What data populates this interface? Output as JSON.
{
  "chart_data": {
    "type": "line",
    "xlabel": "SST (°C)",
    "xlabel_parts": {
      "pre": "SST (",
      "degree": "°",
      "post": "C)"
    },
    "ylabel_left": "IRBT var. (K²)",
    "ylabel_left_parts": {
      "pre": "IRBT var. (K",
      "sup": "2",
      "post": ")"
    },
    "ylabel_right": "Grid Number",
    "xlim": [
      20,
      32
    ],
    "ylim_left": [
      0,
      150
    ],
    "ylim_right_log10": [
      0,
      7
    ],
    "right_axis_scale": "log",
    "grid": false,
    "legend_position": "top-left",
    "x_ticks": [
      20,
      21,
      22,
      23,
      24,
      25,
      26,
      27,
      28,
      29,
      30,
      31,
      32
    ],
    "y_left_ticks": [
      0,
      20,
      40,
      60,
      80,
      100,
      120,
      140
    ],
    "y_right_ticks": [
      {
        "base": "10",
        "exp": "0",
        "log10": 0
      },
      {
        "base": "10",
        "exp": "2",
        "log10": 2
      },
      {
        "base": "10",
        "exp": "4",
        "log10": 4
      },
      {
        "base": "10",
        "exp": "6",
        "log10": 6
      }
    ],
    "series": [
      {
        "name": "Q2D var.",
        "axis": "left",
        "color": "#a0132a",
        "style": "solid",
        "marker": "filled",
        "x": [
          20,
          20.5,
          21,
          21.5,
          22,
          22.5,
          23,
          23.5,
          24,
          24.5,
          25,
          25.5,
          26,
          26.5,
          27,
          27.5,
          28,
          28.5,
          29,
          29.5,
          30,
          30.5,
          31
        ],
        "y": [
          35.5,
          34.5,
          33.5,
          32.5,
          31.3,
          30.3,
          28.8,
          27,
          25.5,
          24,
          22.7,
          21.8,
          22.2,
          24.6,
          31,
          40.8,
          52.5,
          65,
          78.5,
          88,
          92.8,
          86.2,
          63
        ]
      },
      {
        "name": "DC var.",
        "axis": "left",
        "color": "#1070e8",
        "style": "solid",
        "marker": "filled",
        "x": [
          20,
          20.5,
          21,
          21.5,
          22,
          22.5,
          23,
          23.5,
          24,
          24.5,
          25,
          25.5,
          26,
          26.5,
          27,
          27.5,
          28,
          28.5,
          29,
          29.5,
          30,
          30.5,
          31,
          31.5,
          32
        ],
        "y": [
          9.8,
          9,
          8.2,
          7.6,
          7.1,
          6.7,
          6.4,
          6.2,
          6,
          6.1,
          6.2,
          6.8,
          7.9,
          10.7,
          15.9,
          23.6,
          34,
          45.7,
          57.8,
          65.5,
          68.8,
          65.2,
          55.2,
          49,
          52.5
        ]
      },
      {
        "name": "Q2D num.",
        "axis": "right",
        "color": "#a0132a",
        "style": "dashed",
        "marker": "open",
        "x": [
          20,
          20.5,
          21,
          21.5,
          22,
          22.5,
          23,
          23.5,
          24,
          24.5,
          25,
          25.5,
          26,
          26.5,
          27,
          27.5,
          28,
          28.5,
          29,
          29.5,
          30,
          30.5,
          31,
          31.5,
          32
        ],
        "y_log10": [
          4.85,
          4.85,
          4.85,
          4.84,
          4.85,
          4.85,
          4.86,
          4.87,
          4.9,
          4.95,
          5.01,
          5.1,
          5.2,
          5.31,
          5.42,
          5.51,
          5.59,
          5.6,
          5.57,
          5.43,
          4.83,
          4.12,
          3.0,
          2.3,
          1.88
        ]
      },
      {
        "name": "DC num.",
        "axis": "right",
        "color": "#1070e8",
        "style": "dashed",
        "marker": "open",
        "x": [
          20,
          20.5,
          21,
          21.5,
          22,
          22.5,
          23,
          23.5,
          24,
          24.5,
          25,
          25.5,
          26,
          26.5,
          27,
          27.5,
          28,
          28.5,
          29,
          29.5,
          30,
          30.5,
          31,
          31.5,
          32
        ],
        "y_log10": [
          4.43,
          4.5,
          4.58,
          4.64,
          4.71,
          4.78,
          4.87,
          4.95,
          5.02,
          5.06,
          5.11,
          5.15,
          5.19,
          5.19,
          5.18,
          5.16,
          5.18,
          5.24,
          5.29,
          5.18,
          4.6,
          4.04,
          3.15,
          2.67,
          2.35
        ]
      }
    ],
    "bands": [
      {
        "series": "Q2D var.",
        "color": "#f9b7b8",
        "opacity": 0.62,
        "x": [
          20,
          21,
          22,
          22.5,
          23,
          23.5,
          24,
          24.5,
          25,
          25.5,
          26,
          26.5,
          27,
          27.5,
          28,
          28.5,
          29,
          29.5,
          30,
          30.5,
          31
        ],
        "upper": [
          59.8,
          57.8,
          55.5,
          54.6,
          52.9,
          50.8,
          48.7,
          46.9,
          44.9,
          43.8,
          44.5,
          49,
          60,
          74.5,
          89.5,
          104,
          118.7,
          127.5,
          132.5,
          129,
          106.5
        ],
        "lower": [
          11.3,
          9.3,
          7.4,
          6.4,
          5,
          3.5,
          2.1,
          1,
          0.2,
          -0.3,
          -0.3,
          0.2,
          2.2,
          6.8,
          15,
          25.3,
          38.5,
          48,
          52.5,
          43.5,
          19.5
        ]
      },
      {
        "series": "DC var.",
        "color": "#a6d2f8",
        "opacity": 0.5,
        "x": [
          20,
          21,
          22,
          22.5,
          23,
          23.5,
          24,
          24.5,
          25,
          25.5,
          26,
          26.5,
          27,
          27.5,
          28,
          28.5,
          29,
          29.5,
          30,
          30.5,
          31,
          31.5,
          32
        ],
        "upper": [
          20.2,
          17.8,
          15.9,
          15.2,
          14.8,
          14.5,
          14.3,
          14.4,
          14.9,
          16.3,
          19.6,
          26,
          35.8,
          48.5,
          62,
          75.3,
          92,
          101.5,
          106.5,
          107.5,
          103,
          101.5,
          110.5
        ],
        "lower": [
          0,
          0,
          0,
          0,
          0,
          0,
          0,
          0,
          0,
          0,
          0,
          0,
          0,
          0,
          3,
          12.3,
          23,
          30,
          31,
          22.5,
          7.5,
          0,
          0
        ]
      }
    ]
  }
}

☆ ☆ ☆ ☆ ☆ ☆ ☆

* _Work instructions_
Using the material above, print every entry exactly as written.

* _Complete output_
What data populates this interface? Output as JSON.
{
  "chart_data": {
    "type": "line",
    "xlabel": "SST (°C)",
    "xlabel_parts": {
      "pre": "SST (",
      "degree": "°",
      "post": "C)"
    },
    "ylabel_left": "IRBT var. (K²)",
    "ylabel_left_parts": {
      "pre": "IRBT var. (K",
      "sup": "2",
      "post": ")"
    },
    "ylabel_right": "Grid Number",
    "xlim": [
      20,
      32
    ],
    "ylim_left": [
      0,
      150
    ],
    "ylim_right_log10": [
      0,
      7
    ],
    "right_axis_scale": "log",
    "grid": false,
    "legend_position": "top-left",
    "x_ticks": [
      20,
      21,
      22,
      23,
      24,
      25,
      26,
      27,
      28,
      29,
      30,
      31,
      32
    ],
    "y_left_ticks": [
      0,
      20,
      40,
      60,
      80,
      100,
      120,
      140
    ],
    "y_right_ticks": [
      {
        "base": "10",
        "exp": "0",
        "log10": 0
      },
      {
        "base": "10",
        "exp": "2",
        "log10": 2
      },
      {
        "base": "10",
        "exp": "4",
        "log10": 4
      },
      {
        "base": "10",
        "exp": "6",
        "log10": 6
      }
    ],
    "series": [
      {
        "name": "Q2D var.",
        "axis": "left",
        "color": "#a0132a",
        "style": "solid",
        "marker": "filled",
        "x": [
          20,
          20.5,
          21,
          21.5,
          22,
          22.5,
          23,
          23.5,
          24,
          24.5,
          25,
          25.5,
          26,
          26.5,
          27,
          27.5,
          28,
          28.5,
          29,
          29.5,
          30,
          30.5,
          31
        ],
        "y": [
          35.5,
          34.5,
          33.5,
          32.5,
          31.3,
          30.3,
          28.8,
          27,
          25.5,
          24,
          22.7,
          21.8,
          22.2,
          24.6,
          31,
          40.8,
          52.5,
          65,
          78.5,
          88,
          92.8,
          86.2,
          63
        ]
      },
      {
        "name": "DC var.",
        "axis": "left",
        "color": "#1070e8",
        "style": "solid",
        "marker": "filled",
        "x": [
          20,
          20.5,
          21,
          21.5,
          22,
          22.5,
          23,
          23.5,
          24,
          24.5,
          25,
          25.5,
          26,
          26.5,
          27,
          27.5,
          28,
          28.5,
          29,
          29.5,
          30,
          30.5,
          31,
          31.5,
          32
        ],
        "y": [
          9.8,
          9,
          8.2,
          7.6,
          7.1,
          6.7,
          6.4,
          6.2,
          6,
          6.1,
          6.2,
          6.8,
          7.9,
          10.7,
          15.9,
          23.6,
          34,
          45.7,
          57.8,
          65.5,
          68.8,
          65.2,
          55.2,
          49,
          52.5
        ]
      },
      {
        "name": "Q2D num.",
        "axis": "right",
        "color": "#a0132a",
        "style": "dashed",
        "marker": "open",
        "x": [
          20,
          20.5,
          21,
          21.5,
          22,
          22.5,
          23,
          23.5,
          24,
          24.5,
          25,
          25.5,
          26,
          26.5,
          27,
          27.5,
          28,
          28.5,
          29,
          29.5,
          30,
          30.5,
          31,
          31.5,
          32
        ],
        "y_log10": [
          4.85,
          4.85,
          4.85,
          4.84,
          4.85,
          4.85,
          4.86,
          4.87,
          4.9,
          4.95,
          5.01,
          5.1,
          5.2,
          5.31,
          5.42,
          5.51,
          5.59,
          5.6,
          5.57,
          5.43,
          4.83,
          4.12,
          3.0,
          2.3,
          1.88
        ]
      },
      {
        "name": "DC num.",
        "axis": "right",
        "color": "#1070e8",
        "style": "dashed",
        "marker": "open",
        "x": [
          20,
          20.5,
          21,
          21.5,
          22,
          22.5,
          23,
          23.5,
          24,
          24.5,
          25,
          25.5,
          26,
          26.5,
          27,
          27.5,
          28,
          28.5,
          29,
          29.5,
          30,
          30.5,
          31,
          31.5,
          32
        ],
        "y_log10": [
          4.43,
          4.5,
          4.58,
          4.64,
          4.71,
          4.78,
          4.87,
          4.95,
          5.02,
          5.06,
          5.11,
          5.15,
          5.19,
          5.19,
          5.18,
          5.16,
          5.18,
          5.24,
          5.29,
          5.18,
          4.6,
          4.04,
          3.15,
          2.67,
          2.35
        ]
      }
    ],
    "bands": [
      {
        "series": "Q2D var.",
        "color": "#f9b7b8",
        "opacity": 0.62,
        "x": [
          20,
          21,
          22,
          22.5,
          23,
          23.5,
          24,
          24.5,
          25,
          25.5,
          26,
          26.5,
          27,
          27.5,
          28,
          28.5,
          29,
          29.5,
          30,
          30.5,
          31
        ],
        "upper": [
          59.8,
          57.8,
          55.5,
          54.6,
          52.9,
          50.8,
          48.7,
          46.9,
          44.9,
          43.8,
          44.5,
          49,
          60,
          74.5,
          89.5,
          104,
          118.7,
          127.5,
          132.5,
          129,
          106.5
        ],
        "lower": [
          11.3,
          9.3,
          7.4,
          6.4,
          5,
          3.5,
          2.1,
          1,
          0.2,
          -0.3,
          -0.3,
          0.2,
          2.2,
          6.8,
          15,
          25.3,
          38.5,
          48,
          52.5,
          43.5,
          19.5
        ]
      },
      {
        "series": "DC var.",
        "color": "#a6d2f8",
        "opacity": 0.5,
        "x": [
          20,
          21,
          22,
          22.5,
          23,
          23.5,
          24,
          24.5,
          25,
          25.5,
          26,
          26.5,
          27,
          27.5,
          28,
          28.5,
          29,
          29.5,
          30,
          30.5,
          31,
          31.5,
          32
        ],
        "upper": [
          20.2,
          17.8,
          15.9,
          15.2,
          14.8,
          14.5,
          14.3,
          14.4,
          14.9,
          16.3,
          19.6,
          26,
          35.8,
          48.5,
          62,
          75.3,
          92,
          101.5,
          106.5,
          107.5,
          103,
          101.5,
          110.5
        ],
        "lower": [
          0,
          0,
          0,
          0,
          0,
          0,
          0,
          0,
          0,
          0,
          0,
          0,
          0,
          0,
          3,
          12.3,
          23,
          30,
          31,
          22.5,
          7.5,
          0,
          0
        ]
      }
    ]
  }
}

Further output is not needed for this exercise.